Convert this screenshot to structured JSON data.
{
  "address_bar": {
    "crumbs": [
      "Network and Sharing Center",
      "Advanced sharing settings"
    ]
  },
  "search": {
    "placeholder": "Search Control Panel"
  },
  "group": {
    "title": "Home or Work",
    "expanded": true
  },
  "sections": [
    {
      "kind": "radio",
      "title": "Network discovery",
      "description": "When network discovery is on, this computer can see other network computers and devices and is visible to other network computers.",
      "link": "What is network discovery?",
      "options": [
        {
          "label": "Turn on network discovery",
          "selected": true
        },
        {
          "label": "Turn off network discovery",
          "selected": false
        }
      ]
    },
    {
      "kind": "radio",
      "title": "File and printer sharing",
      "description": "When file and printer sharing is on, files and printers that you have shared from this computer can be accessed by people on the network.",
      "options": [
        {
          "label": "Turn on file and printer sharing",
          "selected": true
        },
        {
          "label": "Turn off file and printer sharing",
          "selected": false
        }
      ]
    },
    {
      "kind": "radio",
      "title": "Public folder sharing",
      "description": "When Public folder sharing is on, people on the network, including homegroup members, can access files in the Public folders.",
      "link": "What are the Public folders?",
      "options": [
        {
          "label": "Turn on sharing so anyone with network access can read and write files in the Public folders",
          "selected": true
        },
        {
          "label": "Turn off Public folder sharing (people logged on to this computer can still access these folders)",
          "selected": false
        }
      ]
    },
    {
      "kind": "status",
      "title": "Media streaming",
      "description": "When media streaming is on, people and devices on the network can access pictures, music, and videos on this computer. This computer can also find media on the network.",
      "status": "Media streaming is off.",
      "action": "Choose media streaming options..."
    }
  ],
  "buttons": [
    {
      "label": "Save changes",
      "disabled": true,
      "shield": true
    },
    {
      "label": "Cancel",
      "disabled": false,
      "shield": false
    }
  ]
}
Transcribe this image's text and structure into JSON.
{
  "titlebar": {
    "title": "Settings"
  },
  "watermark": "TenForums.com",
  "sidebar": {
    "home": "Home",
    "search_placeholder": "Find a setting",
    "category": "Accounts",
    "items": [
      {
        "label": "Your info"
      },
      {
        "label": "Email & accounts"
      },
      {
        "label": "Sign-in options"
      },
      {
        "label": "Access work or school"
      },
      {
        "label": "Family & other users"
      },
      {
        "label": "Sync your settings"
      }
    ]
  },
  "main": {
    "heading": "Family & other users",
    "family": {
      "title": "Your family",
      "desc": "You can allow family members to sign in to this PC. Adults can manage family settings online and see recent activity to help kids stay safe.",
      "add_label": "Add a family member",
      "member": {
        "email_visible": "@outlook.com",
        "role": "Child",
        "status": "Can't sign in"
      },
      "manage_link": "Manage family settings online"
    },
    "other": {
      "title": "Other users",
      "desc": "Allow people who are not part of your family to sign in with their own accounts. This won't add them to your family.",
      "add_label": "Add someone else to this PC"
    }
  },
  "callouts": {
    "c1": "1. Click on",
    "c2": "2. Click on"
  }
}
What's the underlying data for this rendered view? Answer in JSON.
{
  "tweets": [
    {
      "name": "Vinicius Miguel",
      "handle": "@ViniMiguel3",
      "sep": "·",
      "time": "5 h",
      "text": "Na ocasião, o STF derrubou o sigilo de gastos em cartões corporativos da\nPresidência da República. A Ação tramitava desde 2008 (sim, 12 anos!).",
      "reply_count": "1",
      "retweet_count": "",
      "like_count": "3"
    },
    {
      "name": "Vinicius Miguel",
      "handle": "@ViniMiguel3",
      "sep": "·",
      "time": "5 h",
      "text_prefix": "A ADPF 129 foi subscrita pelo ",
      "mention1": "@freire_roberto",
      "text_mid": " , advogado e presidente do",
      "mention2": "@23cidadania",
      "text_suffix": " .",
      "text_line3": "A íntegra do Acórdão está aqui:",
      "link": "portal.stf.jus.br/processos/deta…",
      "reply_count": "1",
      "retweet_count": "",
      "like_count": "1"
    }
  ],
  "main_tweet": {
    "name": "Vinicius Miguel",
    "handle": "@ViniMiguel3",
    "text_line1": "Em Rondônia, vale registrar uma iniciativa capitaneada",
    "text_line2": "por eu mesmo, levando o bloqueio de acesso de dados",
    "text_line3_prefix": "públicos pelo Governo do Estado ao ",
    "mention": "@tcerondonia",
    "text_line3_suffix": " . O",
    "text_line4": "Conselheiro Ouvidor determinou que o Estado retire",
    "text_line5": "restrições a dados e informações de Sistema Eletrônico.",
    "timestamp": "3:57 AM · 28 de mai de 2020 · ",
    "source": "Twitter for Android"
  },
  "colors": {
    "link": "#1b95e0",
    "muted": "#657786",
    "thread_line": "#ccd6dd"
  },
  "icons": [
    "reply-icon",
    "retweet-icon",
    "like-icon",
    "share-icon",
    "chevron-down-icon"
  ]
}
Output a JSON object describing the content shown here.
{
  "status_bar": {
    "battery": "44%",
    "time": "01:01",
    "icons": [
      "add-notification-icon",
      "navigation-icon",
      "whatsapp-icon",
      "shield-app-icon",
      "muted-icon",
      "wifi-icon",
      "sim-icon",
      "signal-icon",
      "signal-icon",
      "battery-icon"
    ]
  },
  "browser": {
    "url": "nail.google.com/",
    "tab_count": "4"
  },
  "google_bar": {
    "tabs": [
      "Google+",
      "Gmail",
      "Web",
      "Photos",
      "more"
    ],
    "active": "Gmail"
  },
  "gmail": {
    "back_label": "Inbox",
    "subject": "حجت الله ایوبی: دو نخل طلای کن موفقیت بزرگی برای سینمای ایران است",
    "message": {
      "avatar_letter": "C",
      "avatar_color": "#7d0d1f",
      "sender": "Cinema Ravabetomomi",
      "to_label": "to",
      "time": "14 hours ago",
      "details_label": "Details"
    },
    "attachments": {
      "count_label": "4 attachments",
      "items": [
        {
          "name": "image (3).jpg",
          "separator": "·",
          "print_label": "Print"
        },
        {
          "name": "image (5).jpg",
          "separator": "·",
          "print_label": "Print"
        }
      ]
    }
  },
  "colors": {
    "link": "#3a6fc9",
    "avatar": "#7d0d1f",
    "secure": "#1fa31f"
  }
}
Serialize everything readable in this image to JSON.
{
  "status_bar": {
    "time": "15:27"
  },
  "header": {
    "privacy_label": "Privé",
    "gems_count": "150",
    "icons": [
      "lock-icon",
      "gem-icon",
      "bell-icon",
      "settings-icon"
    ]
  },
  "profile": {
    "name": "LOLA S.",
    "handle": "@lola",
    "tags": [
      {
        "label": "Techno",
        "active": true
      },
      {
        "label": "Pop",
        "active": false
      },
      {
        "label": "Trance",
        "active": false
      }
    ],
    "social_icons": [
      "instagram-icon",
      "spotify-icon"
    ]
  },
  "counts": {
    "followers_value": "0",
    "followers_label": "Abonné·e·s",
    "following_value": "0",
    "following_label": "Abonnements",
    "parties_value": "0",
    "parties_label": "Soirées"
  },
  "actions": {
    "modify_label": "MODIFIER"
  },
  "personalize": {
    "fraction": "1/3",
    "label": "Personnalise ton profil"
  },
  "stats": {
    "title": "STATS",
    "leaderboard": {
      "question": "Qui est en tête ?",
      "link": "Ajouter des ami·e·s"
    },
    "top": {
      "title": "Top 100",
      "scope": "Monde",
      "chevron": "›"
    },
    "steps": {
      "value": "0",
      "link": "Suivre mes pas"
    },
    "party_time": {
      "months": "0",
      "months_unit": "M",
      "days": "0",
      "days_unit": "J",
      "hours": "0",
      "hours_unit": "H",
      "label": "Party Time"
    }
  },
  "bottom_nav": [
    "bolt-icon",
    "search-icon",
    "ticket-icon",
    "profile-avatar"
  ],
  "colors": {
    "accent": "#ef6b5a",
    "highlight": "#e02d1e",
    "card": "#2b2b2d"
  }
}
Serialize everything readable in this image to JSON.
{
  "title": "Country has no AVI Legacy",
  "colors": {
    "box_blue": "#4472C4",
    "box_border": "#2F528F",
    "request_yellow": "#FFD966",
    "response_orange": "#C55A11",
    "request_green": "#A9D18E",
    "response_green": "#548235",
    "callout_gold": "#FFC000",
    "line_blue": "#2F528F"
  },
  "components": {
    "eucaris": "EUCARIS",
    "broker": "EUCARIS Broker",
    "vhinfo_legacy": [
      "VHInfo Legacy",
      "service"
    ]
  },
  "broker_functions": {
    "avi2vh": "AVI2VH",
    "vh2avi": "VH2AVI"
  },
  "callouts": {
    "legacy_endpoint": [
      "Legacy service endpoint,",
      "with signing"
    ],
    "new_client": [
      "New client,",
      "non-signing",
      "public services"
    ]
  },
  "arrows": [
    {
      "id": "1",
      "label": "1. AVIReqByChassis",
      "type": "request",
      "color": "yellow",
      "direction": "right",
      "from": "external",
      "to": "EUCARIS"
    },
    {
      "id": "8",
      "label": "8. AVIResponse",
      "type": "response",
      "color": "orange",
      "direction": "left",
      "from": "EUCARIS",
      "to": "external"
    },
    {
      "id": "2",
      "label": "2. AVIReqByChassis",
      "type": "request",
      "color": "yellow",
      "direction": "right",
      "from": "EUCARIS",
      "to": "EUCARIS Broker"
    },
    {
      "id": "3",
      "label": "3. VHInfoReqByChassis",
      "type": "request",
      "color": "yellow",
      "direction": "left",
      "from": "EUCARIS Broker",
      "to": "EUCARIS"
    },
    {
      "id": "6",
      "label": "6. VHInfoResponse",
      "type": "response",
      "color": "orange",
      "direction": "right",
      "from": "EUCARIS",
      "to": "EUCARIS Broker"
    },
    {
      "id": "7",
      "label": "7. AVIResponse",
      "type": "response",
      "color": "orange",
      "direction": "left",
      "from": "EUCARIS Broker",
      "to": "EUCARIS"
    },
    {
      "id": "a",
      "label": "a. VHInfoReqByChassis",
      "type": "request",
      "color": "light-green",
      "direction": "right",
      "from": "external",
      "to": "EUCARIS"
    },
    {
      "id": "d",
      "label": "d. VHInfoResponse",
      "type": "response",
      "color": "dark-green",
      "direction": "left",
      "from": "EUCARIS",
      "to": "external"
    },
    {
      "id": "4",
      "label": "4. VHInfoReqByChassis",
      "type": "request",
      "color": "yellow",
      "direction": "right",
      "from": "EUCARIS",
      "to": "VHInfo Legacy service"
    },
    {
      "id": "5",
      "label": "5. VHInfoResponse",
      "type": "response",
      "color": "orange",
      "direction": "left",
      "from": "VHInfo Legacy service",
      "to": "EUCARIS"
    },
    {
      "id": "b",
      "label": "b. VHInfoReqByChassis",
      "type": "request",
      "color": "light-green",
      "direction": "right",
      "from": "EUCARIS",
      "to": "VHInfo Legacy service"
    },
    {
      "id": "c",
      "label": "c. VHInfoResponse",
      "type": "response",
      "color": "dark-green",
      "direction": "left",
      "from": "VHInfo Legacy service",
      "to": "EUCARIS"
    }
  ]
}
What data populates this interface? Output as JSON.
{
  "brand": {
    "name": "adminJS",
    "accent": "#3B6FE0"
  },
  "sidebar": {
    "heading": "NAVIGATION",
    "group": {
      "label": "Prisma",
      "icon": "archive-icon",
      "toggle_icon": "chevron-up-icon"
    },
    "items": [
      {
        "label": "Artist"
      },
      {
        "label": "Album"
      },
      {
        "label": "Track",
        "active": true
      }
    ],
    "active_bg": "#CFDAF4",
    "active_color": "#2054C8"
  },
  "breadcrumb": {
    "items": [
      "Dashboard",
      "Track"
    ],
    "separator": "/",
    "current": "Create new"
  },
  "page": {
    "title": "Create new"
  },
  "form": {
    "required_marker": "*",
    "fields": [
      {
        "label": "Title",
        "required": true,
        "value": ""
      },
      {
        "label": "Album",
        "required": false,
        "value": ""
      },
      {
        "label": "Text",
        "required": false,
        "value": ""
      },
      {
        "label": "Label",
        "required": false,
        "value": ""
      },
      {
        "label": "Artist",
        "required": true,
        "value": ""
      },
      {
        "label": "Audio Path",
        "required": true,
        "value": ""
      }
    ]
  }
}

---

→ Aim
Find the lines above that contain the word "dados" and collect them.

→ Answer for the task
    "text_line2": "por eu mesmo, levando o bloqueio de acesso de dados",
    "text_line5": "restrições a dados e informações de Sistema Eletrônico.",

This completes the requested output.